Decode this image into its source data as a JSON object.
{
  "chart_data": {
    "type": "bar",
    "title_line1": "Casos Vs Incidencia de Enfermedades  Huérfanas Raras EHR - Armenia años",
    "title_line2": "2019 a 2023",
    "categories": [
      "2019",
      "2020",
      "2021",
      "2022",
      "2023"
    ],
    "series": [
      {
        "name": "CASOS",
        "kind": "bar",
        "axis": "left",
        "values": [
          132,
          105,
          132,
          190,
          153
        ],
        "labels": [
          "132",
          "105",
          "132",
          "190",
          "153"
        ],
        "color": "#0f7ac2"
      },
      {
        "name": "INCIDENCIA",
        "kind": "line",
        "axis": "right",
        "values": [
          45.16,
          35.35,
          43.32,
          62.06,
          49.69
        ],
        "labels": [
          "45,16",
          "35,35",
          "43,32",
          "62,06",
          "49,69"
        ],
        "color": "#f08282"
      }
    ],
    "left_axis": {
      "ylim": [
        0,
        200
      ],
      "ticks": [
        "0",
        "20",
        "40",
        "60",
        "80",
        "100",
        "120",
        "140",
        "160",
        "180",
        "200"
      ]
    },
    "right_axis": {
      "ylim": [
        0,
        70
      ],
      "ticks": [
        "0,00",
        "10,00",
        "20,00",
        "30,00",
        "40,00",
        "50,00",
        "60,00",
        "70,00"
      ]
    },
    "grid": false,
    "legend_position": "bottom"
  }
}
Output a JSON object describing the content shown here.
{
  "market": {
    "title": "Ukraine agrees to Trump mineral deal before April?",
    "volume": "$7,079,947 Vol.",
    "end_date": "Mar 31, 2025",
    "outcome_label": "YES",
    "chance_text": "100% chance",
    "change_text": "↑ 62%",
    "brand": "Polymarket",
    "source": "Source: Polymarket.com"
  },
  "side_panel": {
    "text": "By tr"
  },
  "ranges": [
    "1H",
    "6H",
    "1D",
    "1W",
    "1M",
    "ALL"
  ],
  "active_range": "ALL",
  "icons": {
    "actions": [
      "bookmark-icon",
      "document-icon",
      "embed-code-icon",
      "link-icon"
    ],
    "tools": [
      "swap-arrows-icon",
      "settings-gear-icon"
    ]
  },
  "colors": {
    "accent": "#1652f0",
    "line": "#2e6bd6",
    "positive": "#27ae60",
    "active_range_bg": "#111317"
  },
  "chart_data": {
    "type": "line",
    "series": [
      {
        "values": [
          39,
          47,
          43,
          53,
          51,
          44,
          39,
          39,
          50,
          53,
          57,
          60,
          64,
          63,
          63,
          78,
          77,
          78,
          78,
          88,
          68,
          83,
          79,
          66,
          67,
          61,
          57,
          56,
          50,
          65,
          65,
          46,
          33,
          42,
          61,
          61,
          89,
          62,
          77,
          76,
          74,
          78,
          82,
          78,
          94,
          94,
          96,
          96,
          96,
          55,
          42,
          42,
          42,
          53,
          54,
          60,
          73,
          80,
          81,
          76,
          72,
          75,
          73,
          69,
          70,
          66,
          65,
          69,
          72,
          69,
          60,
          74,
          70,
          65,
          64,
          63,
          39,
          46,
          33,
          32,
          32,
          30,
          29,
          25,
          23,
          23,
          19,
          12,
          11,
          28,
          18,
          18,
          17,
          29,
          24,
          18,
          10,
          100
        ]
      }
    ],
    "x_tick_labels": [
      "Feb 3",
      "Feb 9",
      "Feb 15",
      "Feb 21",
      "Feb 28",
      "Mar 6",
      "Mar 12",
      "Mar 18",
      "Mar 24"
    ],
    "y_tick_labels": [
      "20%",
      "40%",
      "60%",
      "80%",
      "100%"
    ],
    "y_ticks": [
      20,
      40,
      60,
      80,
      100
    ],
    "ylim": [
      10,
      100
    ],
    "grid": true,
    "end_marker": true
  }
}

Exercise goal =
Your task is to transcribe the listing above in full, exactly as given.

Answer below =
Decode this image into its source data as a JSON object.
{
  "chart_data": {
    "type": "bar",
    "title_line1": "Casos Vs Incidencia de Enfermedades  Huérfanas Raras EHR - Armenia años",
    "title_line2": "2019 a 2023",
    "categories": [
      "2019",
      "2020",
      "2021",
      "2022",
      "2023"
    ],
    "series": [
      {
        "name": "CASOS",
        "kind": "bar",
        "axis": "left",
        "values": [
          132,
          105,
          132,
          190,
          153
        ],
        "labels": [
          "132",
          "105",
          "132",
          "190",
          "153"
        ],
        "color": "#0f7ac2"
      },
      {
        "name": "INCIDENCIA",
        "kind": "line",
        "axis": "right",
        "values": [
          45.16,
          35.35,
          43.32,
          62.06,
          49.69
        ],
        "labels": [
          "45,16",
          "35,35",
          "43,32",
          "62,06",
          "49,69"
        ],
        "color": "#f08282"
      }
    ],
    "left_axis": {
      "ylim": [
        0,
        200
      ],
      "ticks": [
        "0",
        "20",
        "40",
        "60",
        "80",
        "100",
        "120",
        "140",
        "160",
        "180",
        "200"
      ]
    },
    "right_axis": {
      "ylim": [
        0,
        70
      ],
      "ticks": [
        "0,00",
        "10,00",
        "20,00",
        "30,00",
        "40,00",
        "50,00",
        "60,00",
        "70,00"
      ]
    },
    "grid": false,
    "legend_position": "bottom"
  }
}
Output a JSON object describing the content shown here.
{
  "market": {
    "title": "Ukraine agrees to Trump mineral deal before April?",
    "volume": "$7,079,947 Vol.",
    "end_date": "Mar 31, 2025",
    "outcome_label": "YES",
    "chance_text": "100% chance",
    "change_text": "↑ 62%",
    "brand": "Polymarket",
    "source": "Source: Polymarket.com"
  },
  "side_panel": {
    "text": "By tr"
  },
  "ranges": [
    "1H",
    "6H",
    "1D",
    "1W",
    "1M",
    "ALL"
  ],
  "active_range": "ALL",
  "icons": {
    "actions": [
      "bookmark-icon",
      "document-icon",
      "embed-code-icon",
      "link-icon"
    ],
    "tools": [
      "swap-arrows-icon",
      "settings-gear-icon"
    ]
  },
  "colors": {
    "accent": "#1652f0",
    "line": "#2e6bd6",
    "positive": "#27ae60",
    "active_range_bg": "#111317"
  },
  "chart_data": {
    "type": "line",
    "series": [
      {
        "values": [
          39,
          47,
          43,
          53,
          51,
          44,
          39,
          39,
          50,
          53,
          57,
          60,
          64,
          63,
          63,
          78,
          77,
          78,
          78,
          88,
          68,
          83,
          79,
          66,
          67,
          61,
          57,
          56,
          50,
          65,
          65,
          46,
          33,
          42,
          61,
          61,
          89,
          62,
          77,
          76,
          74,
          78,
          82,
          78,
          94,
          94,
          96,
          96,
          96,
          55,
          42,
          42,
          42,
          53,
          54,
          60,
          73,
          80,
          81,
          76,
          72,
          75,
          73,
          69,
          70,
          66,
          65,
          69,
          72,
          69,
          60,
          74,
          70,
          65,
          64,
          63,
          39,
          46,
          33,
          32,
          32,
          30,
          29,
          25,
          23,
          23,
          19,
          12,
          11,
          28,
          18,
          18,
          17,
          29,
          24,
          18,
          10,
          100
        ]
      }
    ],
    "x_tick_labels": [
      "Feb 3",
      "Feb 9",
      "Feb 15",
      "Feb 21",
      "Feb 28",
      "Mar 6",
      "Mar 12",
      "Mar 18",
      "Mar 24"
    ],
    "y_tick_labels": [
      "20%",
      "40%",
      "60%",
      "80%",
      "100%"
    ],
    "y_ticks": [
      20,
      40,
      60,
      80,
      100
    ],
    "ylim": [
      10,
      100
    ],
    "grid": true,
    "end_marker": true
  }
}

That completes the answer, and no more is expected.